* RECORDS SUPPLIED
▼

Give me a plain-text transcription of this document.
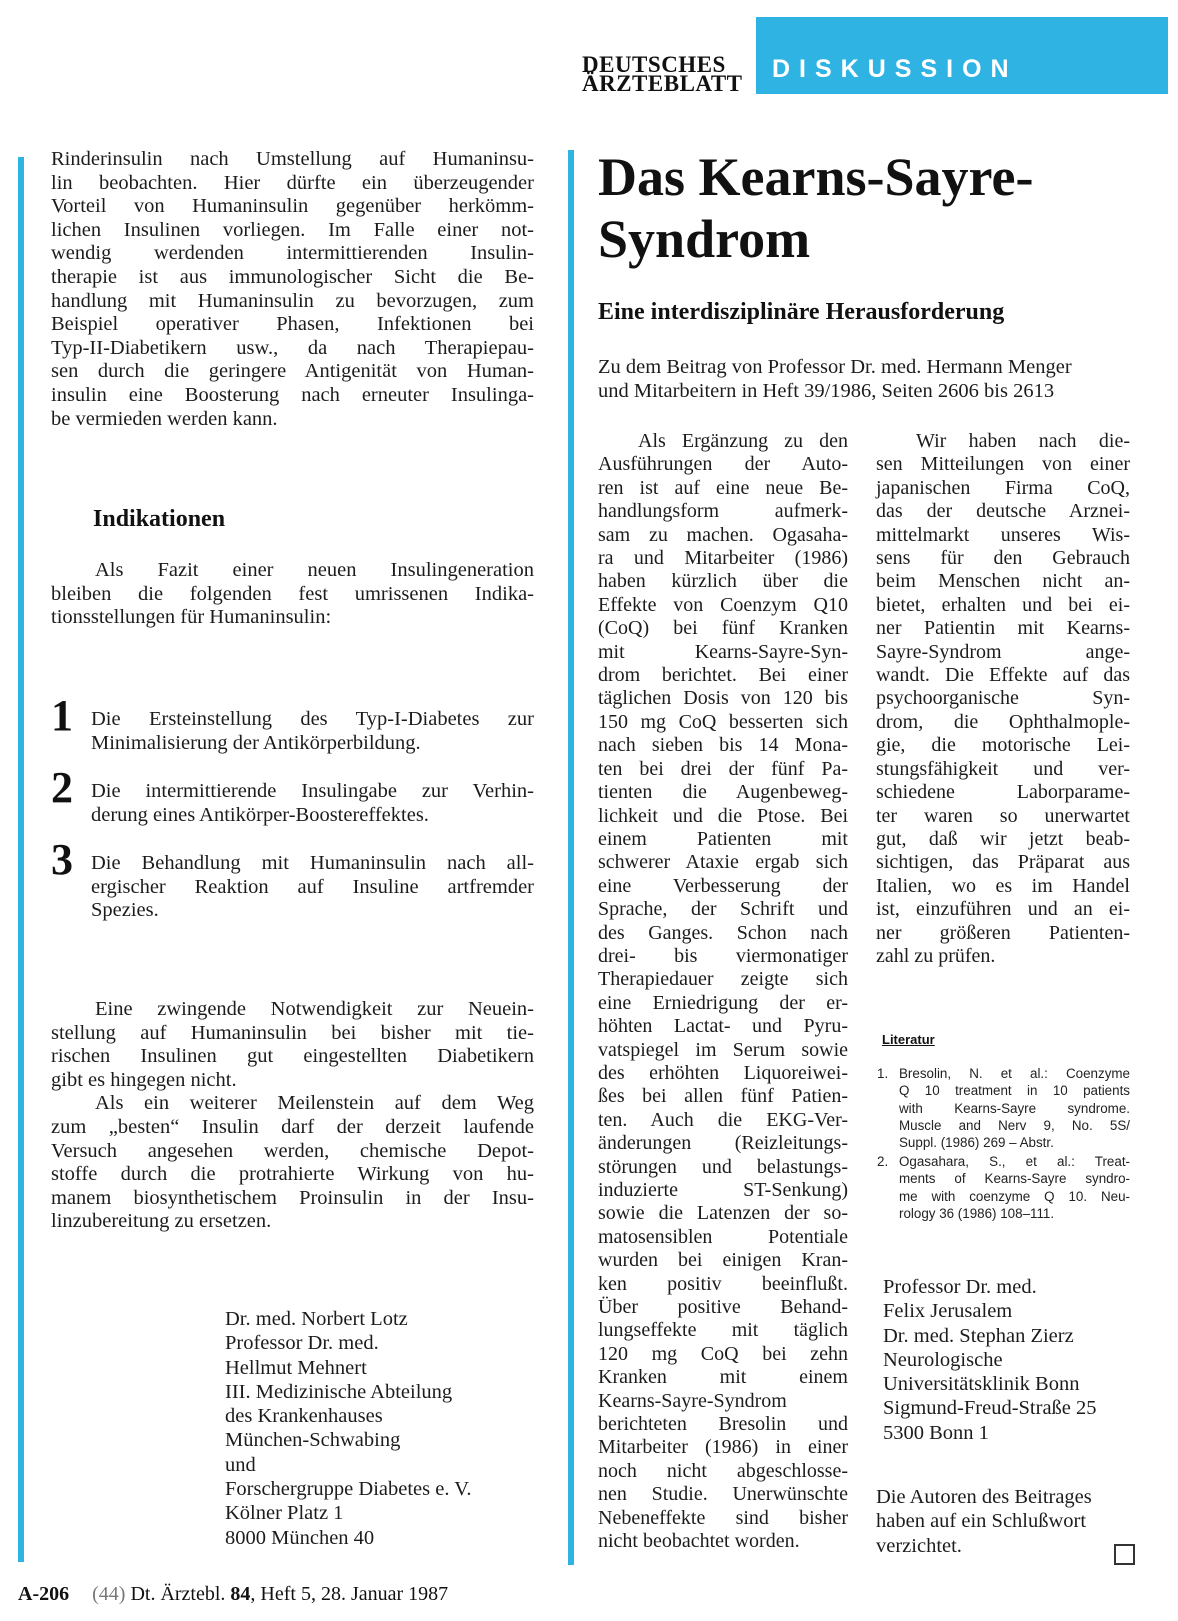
DEUTSCHES
ÄRZTEBLATT
DISKUSSION
Rinderinsulin nach Umstellung auf Humaninsu-
lin beobachten. Hier dürfte ein überzeugender
Vorteil von Humaninsulin gegenüber herkömm-
lichen Insulinen vorliegen. Im Falle einer not-
wendig werdenden intermittierenden Insulin-
therapie ist aus immunologischer Sicht die Be-
handlung mit Humaninsulin zu bevorzugen, zum
Beispiel operativer Phasen, Infektionen bei
Typ-II-Diabetikern usw., da nach Therapiepau-
sen durch die geringere Antigenität von Human-
insulin eine Boosterung nach erneuter Insulinga-
be vermieden werden kann.
Indikationen
Als Fazit einer neuen Insulingeneration
bleiben die folgenden fest umrissenen Indika-
tionsstellungen für Humaninsulin:
1 Die Ersteinstellung des Typ-I-Diabetes zur
Minimalisierung der Antikörperbildung.
2 Die intermittierende Insulingabe zur Verhin-
derung eines Antikörper-Boostereffektes.
3 Die Behandlung mit Humaninsulin nach all-
ergischer Reaktion auf Insuline artfremder
Spezies.
Eine zwingende Notwendigkeit zur Neuein-
stellung auf Humaninsulin bei bisher mit tie-
rischen Insulinen gut eingestellten Diabetikern
gibt es hingegen nicht.
Als ein weiterer Meilenstein auf dem Weg
zum „besten“ Insulin darf der derzeit laufende
Versuch angesehen werden, chemische Depot-
stoffe durch die protrahierte Wirkung von hu-
manem biosynthetischem Proinsulin in der Insu-
linzubereitung zu ersetzen.
Dr. med. Norbert Lotz
Professor Dr. med.
Hellmut Mehnert
III. Medizinische Abteilung
des Krankenhauses
München-Schwabing
und
Forschergruppe Diabetes e. V.
Kölner Platz 1
8000 München 40
Das Kearns-Sayre-
Syndrom
Eine interdisziplinäre Herausforderung
Zu dem Beitrag von Professor Dr. med. Hermann Menger
und Mitarbeitern in Heft 39/1986, Seiten 2606 bis 2613
Als Ergänzung zu den
Ausführungen der Auto-
ren ist auf eine neue Be-
handlungsform aufmerk-
sam zu machen. Ogasaha-
ra und Mitarbeiter (1986)
haben kürzlich über die
Effekte von Coenzym Q10
(CoQ) bei fünf Kranken
mit Kearns-Sayre-Syn-
drom berichtet. Bei einer
täglichen Dosis von 120 bis
150 mg CoQ besserten sich
nach sieben bis 14 Mona-
ten bei drei der fünf Pa-
tienten die Augenbeweg-
lichkeit und die Ptose. Bei
einem Patienten mit
schwerer Ataxie ergab sich
eine Verbesserung der
Sprache, der Schrift und
des Ganges. Schon nach
drei- bis viermonatiger
Therapiedauer zeigte sich
eine Erniedrigung der er-
höhten Lactat- und Pyru-
vatspiegel im Serum sowie
des erhöhten Liquoreiwei-
ßes bei allen fünf Patien-
ten. Auch die EKG-Ver-
änderungen (Reizleitungs-
störungen und belastungs-
induzierte ST-Senkung)
sowie die Latenzen der so-
matosensiblen Potentiale
wurden bei einigen Kran-
ken positiv beeinflußt.
Über positive Behand-
lungseffekte mit täglich
120 mg CoQ bei zehn
Kranken mit einem
Kearns-Sayre-Syndrom
berichteten Bresolin und
Mitarbeiter (1986) in einer
noch nicht abgeschlosse-
nen Studie. Unerwünschte
Nebeneffekte sind bisher
nicht beobachtet worden.
Wir haben nach die-
sen Mitteilungen von einer
japanischen Firma CoQ,
das der deutsche Arznei-
mittelmarkt unseres Wis-
sens für den Gebrauch
beim Menschen nicht an-
bietet, erhalten und bei ei-
ner Patientin mit Kearns-
Sayre-Syndrom ange-
wandt. Die Effekte auf das
psychoorganische Syn-
drom, die Ophthalmople-
gie, die motorische Lei-
stungsfähigkeit und ver-
schiedene Laborparame-
ter waren so unerwartet
gut, daß wir jetzt beab-
sichtigen, das Präparat aus
Italien, wo es im Handel
ist, einzuführen und an ei-
ner größeren Patienten-
zahl zu prüfen.
Literatur
1. Bresolin, N. et al.: Coenzyme
Q 10 treatment in 10 patients
with Kearns-Sayre syndrome.
Muscle and Nerv 9, No. 5S/
Suppl. (1986) 269 – Abstr.
2. Ogasahara, S., et al.: Treat-
ments of Kearns-Sayre syndro-
me with coenzyme Q 10. Neu-
rology 36 (1986) 108–111.
Professor Dr. med.
Felix Jerusalem
Dr. med. Stephan Zierz
Neurologische
Universitätsklinik Bonn
Sigmund-Freud-Straße 25
5300 Bonn 1
Die Autoren des Beitrages
haben auf ein Schlußwort
verzichtet.
A-206 (44) Dt. Ärztebl. 84, Heft 5, 28. Januar 1987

▲

* YOUR GOAL
Although the records contain pictures, the copy should hold only their text, reproduced exactly.

* ANSWER TO THE PROBLEM
Give me a plain-text transcription of this document.
DEUTSCHES
ÄRZTEBLATT
DISKUSSION
Rinderinsulin nach Umstellung auf Humaninsu-
lin beobachten. Hier dürfte ein überzeugender
Vorteil von Humaninsulin gegenüber herkömm-
lichen Insulinen vorliegen. Im Falle einer not-
wendig werdenden intermittierenden Insulin-
therapie ist aus immunologischer Sicht die Be-
handlung mit Humaninsulin zu bevorzugen, zum
Beispiel operativer Phasen, Infektionen bei
Typ-II-Diabetikern usw., da nach Therapiepau-
sen durch die geringere Antigenität von Human-
insulin eine Boosterung nach erneuter Insulinga-
be vermieden werden kann.
Indikationen
Als Fazit einer neuen Insulingeneration
bleiben die folgenden fest umrissenen Indika-
tionsstellungen für Humaninsulin:
1 Die Ersteinstellung des Typ-I-Diabetes zur
Minimalisierung der Antikörperbildung.
2 Die intermittierende Insulingabe zur Verhin-
derung eines Antikörper-Boostereffektes.
3 Die Behandlung mit Humaninsulin nach all-
ergischer Reaktion auf Insuline artfremder
Spezies.
Eine zwingende Notwendigkeit zur Neuein-
stellung auf Humaninsulin bei bisher mit tie-
rischen Insulinen gut eingestellten Diabetikern
gibt es hingegen nicht.
Als ein weiterer Meilenstein auf dem Weg
zum „besten“ Insulin darf der derzeit laufende
Versuch angesehen werden, chemische Depot-
stoffe durch die protrahierte Wirkung von hu-
manem biosynthetischem Proinsulin in der Insu-
linzubereitung zu ersetzen.
Dr. med. Norbert Lotz
Professor Dr. med.
Hellmut Mehnert
III. Medizinische Abteilung
des Krankenhauses
München-Schwabing
und
Forschergruppe Diabetes e. V.
Kölner Platz 1
8000 München 40
Das Kearns-Sayre-
Syndrom
Eine interdisziplinäre Herausforderung
Zu dem Beitrag von Professor Dr. med. Hermann Menger
und Mitarbeitern in Heft 39/1986, Seiten 2606 bis 2613
Als Ergänzung zu den
Ausführungen der Auto-
ren ist auf eine neue Be-
handlungsform aufmerk-
sam zu machen. Ogasaha-
ra und Mitarbeiter (1986)
haben kürzlich über die
Effekte von Coenzym Q10
(CoQ) bei fünf Kranken
mit Kearns-Sayre-Syn-
drom berichtet. Bei einer
täglichen Dosis von 120 bis
150 mg CoQ besserten sich
nach sieben bis 14 Mona-
ten bei drei der fünf Pa-
tienten die Augenbeweg-
lichkeit und die Ptose. Bei
einem Patienten mit
schwerer Ataxie ergab sich
eine Verbesserung der
Sprache, der Schrift und
des Ganges. Schon nach
drei- bis viermonatiger
Therapiedauer zeigte sich
eine Erniedrigung der er-
höhten Lactat- und Pyru-
vatspiegel im Serum sowie
des erhöhten Liquoreiwei-
ßes bei allen fünf Patien-
ten. Auch die EKG-Ver-
änderungen (Reizleitungs-
störungen und belastungs-
induzierte ST-Senkung)
sowie die Latenzen der so-
matosensiblen Potentiale
wurden bei einigen Kran-
ken positiv beeinflußt.
Über positive Behand-
lungseffekte mit täglich
120 mg CoQ bei zehn
Kranken mit einem
Kearns-Sayre-Syndrom
berichteten Bresolin und
Mitarbeiter (1986) in einer
noch nicht abgeschlosse-
nen Studie. Unerwünschte
Nebeneffekte sind bisher
nicht beobachtet worden.
Wir haben nach die-
sen Mitteilungen von einer
japanischen Firma CoQ,
das der deutsche Arznei-
mittelmarkt unseres Wis-
sens für den Gebrauch
beim Menschen nicht an-
bietet, erhalten und bei ei-
ner Patientin mit Kearns-
Sayre-Syndrom ange-
wandt. Die Effekte auf das
psychoorganische Syn-
drom, die Ophthalmople-
gie, die motorische Lei-
stungsfähigkeit und ver-
schiedene Laborparame-
ter waren so unerwartet
gut, daß wir jetzt beab-
sichtigen, das Präparat aus
Italien, wo es im Handel
ist, einzuführen und an ei-
ner größeren Patienten-
zahl zu prüfen.
Literatur
1. Bresolin, N. et al.: Coenzyme
Q 10 treatment in 10 patients
with Kearns-Sayre syndrome.
Muscle and Nerv 9, No. 5S/
Suppl. (1986) 269 – Abstr.
2. Ogasahara, S., et al.: Treat-
ments of Kearns-Sayre syndro-
me with coenzyme Q 10. Neu-
rology 36 (1986) 108–111.
Professor Dr. med.
Felix Jerusalem
Dr. med. Stephan Zierz
Neurologische
Universitätsklinik Bonn
Sigmund-Freud-Straße 25
5300 Bonn 1
Die Autoren des Beitrages
haben auf ein Schlußwort
verzichtet.
A-206 (44) Dt. Ärztebl. 84, Heft 5, 28. Januar 1987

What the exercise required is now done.